Please edit the material from the line with "List every element" to the line with "tweet-text-line3: New Episode" by changing "separator" to "divider", and give back only those lines with nothing else altered.

(Items from a data source)
+ + +

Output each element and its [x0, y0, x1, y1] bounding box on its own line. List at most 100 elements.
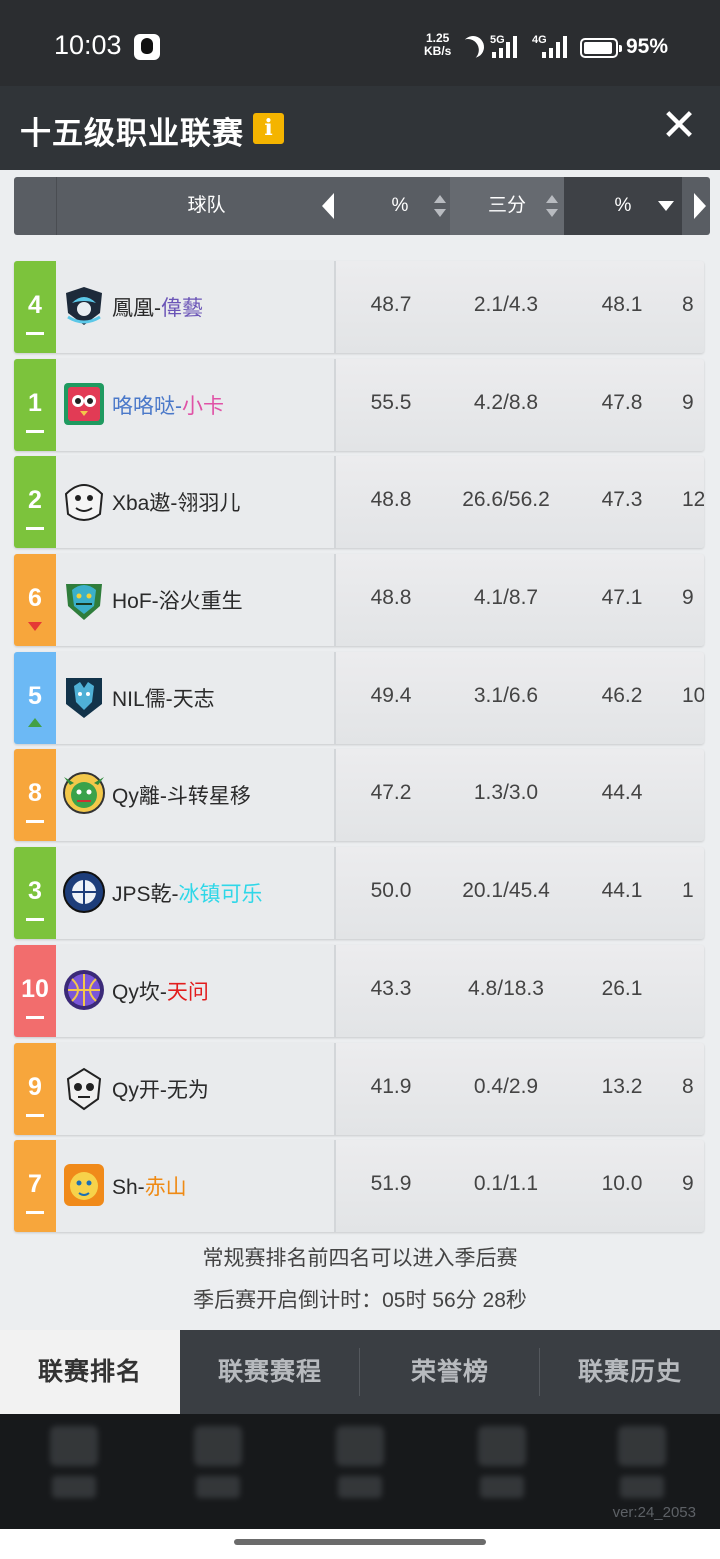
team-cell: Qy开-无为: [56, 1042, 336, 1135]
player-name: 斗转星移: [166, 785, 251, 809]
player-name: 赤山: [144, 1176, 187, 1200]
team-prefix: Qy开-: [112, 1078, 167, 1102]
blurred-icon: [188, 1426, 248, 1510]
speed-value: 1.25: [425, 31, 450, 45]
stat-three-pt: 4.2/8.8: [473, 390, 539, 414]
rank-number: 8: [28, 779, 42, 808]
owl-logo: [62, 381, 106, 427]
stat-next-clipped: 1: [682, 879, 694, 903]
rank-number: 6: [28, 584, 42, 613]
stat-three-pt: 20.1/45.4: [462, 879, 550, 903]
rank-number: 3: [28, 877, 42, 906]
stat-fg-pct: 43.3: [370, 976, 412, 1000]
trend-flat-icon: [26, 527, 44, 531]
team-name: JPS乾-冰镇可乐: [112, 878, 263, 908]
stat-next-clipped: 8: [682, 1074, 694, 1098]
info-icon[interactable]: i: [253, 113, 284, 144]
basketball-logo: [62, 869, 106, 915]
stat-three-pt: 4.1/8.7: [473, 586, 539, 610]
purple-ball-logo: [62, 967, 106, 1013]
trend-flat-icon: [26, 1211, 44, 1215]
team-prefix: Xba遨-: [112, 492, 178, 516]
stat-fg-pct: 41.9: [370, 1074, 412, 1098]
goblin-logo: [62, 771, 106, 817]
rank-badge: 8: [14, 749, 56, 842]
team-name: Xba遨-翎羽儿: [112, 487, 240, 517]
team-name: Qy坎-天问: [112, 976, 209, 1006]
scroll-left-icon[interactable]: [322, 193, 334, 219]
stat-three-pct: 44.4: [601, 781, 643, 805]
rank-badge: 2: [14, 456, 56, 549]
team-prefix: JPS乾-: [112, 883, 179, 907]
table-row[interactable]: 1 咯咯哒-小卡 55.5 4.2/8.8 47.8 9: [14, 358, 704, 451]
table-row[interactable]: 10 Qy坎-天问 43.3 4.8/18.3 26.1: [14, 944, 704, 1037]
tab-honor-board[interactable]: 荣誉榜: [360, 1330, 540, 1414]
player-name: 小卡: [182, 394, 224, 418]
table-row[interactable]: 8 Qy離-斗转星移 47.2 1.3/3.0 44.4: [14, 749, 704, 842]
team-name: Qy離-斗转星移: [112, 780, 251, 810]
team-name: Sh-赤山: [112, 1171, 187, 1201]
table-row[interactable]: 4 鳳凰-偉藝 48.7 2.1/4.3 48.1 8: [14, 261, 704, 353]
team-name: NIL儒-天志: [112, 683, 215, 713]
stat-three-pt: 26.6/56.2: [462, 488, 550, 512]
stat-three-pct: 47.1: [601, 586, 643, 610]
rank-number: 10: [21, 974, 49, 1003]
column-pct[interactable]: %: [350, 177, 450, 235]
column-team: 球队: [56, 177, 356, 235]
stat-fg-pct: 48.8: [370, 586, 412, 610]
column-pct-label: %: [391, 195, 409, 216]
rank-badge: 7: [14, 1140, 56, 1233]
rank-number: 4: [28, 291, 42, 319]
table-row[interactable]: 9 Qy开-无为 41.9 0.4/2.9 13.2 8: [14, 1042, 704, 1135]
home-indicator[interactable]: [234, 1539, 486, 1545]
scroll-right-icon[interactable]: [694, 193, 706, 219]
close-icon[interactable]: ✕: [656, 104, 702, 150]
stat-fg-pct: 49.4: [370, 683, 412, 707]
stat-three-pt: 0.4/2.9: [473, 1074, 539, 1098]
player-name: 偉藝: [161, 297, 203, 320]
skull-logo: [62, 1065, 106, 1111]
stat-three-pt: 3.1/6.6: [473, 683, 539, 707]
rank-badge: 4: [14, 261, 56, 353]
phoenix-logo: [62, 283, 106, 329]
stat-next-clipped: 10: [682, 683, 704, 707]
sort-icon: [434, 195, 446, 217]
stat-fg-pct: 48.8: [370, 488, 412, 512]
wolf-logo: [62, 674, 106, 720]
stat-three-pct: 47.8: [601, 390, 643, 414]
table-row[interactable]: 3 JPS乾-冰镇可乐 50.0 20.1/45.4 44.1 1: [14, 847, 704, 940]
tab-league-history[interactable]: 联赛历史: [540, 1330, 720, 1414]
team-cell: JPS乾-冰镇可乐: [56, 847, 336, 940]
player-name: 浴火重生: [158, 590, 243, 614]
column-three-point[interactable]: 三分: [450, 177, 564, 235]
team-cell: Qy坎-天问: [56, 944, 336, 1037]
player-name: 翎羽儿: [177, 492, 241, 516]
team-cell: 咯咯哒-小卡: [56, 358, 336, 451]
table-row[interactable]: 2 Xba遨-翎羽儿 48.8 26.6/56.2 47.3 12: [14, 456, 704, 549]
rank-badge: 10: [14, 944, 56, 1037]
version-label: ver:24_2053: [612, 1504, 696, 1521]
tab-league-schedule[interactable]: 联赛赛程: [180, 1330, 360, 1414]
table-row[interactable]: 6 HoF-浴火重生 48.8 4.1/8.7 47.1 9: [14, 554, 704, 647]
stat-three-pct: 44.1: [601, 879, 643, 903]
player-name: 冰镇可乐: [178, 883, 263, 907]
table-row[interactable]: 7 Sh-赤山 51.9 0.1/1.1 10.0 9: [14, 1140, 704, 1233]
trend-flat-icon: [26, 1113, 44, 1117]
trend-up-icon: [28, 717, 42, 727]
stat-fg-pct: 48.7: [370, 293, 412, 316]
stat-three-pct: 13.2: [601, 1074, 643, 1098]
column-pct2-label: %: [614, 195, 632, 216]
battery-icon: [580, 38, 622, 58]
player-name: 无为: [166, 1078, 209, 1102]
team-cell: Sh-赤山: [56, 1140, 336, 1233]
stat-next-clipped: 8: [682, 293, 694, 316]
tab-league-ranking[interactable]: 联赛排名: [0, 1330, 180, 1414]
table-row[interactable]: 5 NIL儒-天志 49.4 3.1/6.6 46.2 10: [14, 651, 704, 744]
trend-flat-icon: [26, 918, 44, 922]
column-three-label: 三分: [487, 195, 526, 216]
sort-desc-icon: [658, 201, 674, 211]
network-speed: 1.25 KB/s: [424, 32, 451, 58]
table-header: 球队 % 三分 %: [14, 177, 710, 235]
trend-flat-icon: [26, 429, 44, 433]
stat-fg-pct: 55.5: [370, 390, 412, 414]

+ + +

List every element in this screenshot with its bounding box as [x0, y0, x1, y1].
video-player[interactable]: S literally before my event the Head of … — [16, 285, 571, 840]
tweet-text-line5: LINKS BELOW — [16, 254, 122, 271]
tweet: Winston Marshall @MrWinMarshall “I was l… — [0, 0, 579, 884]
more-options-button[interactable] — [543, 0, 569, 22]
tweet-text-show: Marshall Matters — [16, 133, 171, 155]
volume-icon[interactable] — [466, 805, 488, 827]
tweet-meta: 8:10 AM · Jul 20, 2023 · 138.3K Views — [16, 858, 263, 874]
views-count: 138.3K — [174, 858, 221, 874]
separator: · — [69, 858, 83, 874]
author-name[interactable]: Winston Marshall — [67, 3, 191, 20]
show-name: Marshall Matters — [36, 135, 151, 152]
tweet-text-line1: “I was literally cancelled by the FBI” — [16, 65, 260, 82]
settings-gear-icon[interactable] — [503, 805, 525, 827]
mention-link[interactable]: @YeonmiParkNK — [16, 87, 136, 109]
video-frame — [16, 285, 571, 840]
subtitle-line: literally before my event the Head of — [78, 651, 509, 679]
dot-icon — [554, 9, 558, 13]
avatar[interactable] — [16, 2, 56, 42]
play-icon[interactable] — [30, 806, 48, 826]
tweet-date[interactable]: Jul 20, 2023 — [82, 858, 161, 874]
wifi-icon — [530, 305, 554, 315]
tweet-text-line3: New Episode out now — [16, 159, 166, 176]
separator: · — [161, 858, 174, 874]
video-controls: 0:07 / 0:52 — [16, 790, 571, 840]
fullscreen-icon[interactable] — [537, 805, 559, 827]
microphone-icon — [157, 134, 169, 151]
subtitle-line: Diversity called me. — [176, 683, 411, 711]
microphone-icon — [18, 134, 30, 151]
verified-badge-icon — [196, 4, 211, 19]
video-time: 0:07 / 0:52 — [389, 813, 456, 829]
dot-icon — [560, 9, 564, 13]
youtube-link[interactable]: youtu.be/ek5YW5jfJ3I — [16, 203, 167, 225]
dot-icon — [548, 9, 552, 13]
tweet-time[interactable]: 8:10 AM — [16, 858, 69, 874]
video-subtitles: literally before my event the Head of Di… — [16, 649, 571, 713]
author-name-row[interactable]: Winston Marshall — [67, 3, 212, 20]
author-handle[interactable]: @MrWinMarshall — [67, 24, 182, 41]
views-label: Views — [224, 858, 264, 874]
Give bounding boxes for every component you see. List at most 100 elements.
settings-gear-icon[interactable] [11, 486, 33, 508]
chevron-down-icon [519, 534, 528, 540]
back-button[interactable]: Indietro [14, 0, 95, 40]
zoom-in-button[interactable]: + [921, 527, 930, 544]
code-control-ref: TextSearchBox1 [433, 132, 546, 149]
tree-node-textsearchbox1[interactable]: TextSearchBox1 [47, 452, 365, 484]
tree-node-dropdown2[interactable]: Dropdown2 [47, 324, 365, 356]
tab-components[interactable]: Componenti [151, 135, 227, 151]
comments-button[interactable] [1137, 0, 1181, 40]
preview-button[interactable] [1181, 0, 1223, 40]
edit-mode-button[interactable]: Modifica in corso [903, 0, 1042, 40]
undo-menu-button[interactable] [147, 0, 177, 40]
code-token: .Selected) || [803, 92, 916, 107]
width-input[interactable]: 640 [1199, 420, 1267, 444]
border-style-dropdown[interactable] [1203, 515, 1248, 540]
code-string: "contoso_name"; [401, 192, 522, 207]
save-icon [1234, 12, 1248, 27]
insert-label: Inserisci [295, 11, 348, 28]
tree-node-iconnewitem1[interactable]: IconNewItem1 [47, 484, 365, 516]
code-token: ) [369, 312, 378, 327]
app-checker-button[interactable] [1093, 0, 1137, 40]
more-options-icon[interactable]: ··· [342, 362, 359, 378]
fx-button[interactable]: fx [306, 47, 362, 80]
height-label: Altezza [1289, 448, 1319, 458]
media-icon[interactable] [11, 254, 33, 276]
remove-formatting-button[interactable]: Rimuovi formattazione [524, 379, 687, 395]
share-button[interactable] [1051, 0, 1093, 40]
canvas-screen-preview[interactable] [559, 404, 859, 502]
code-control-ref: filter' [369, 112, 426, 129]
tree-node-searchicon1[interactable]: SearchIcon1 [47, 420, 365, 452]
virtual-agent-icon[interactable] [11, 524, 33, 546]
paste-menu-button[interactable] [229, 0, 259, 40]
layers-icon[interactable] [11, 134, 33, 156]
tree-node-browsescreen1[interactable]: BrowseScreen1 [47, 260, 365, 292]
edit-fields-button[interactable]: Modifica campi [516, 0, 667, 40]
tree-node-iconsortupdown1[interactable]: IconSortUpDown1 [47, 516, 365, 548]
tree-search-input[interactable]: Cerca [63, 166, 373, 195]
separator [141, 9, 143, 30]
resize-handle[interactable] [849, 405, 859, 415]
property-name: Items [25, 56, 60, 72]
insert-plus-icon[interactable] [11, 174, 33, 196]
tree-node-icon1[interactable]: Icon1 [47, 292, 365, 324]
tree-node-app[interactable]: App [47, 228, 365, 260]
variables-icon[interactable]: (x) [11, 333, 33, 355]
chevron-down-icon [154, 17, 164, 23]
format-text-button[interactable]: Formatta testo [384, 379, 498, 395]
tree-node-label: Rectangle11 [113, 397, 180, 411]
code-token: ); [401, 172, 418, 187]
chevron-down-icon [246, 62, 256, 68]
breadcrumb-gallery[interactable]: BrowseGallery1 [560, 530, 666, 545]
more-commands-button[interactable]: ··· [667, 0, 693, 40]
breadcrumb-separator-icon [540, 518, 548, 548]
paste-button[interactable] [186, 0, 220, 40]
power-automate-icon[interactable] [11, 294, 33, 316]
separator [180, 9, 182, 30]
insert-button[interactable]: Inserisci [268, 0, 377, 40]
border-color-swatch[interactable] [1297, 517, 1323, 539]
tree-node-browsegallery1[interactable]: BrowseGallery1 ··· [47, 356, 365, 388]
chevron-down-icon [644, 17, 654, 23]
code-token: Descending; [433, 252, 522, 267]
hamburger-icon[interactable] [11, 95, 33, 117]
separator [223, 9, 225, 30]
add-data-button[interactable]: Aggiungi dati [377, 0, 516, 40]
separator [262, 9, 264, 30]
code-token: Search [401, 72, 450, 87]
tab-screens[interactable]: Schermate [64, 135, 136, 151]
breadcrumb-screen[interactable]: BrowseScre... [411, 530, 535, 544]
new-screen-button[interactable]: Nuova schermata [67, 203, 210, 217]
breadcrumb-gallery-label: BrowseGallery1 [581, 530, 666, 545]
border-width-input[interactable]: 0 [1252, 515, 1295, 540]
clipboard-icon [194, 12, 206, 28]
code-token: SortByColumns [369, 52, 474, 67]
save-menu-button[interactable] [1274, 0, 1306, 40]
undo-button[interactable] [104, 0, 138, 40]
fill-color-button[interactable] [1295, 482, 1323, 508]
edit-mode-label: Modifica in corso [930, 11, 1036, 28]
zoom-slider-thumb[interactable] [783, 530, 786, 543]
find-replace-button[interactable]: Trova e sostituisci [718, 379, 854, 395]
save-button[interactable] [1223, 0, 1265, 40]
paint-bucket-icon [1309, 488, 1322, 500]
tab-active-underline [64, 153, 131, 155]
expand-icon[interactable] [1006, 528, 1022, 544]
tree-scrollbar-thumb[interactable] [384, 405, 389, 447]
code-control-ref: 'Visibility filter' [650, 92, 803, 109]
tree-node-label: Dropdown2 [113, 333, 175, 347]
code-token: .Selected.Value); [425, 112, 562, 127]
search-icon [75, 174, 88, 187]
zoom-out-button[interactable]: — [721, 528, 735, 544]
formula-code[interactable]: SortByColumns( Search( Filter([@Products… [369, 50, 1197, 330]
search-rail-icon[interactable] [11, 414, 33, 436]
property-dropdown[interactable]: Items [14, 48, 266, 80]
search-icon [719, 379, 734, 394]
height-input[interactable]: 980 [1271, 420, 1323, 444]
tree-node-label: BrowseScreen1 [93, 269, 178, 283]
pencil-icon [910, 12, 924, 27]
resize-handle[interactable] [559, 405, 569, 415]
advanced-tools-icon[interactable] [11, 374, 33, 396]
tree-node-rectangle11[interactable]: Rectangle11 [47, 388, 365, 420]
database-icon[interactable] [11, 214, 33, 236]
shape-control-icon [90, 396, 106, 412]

+ + +

◆ Written response
List every element in this screenshot with its bounding box as [x0, y0, x1, y1].
video-player[interactable]: S literally before my event the Head of … — [16, 285, 571, 840]
tweet-text-line5: LINKS BELOW — [16, 254, 122, 271]
tweet: Winston Marshall @MrWinMarshall “I was l… — [0, 0, 579, 884]
more-options-button[interactable] — [543, 0, 569, 22]
tweet-text-show: Marshall Matters — [16, 133, 171, 155]
volume-icon[interactable] — [466, 805, 488, 827]
tweet-meta: 8:10 AM · Jul 20, 2023 · 138.3K Views — [16, 858, 263, 874]
views-count: 138.3K — [174, 858, 221, 874]
divider: · — [69, 858, 83, 874]
author-name[interactable]: Winston Marshall — [67, 3, 191, 20]
show-name: Marshall Matters — [36, 135, 151, 152]
tweet-text-line1: “I was literally cancelled by the FBI” — [16, 65, 260, 82]
settings-gear-icon[interactable] — [503, 805, 525, 827]
mention-link[interactable]: @YeonmiParkNK — [16, 87, 136, 109]
video-frame — [16, 285, 571, 840]
subtitle-line: literally before my event the Head of — [78, 651, 509, 679]
dot-icon — [554, 9, 558, 13]
avatar[interactable] — [16, 2, 56, 42]
play-icon[interactable] — [30, 806, 48, 826]
tweet-date[interactable]: Jul 20, 2023 — [82, 858, 161, 874]
wifi-icon — [530, 305, 554, 315]
tweet-text-line3: New Episode out now — [16, 159, 166, 176]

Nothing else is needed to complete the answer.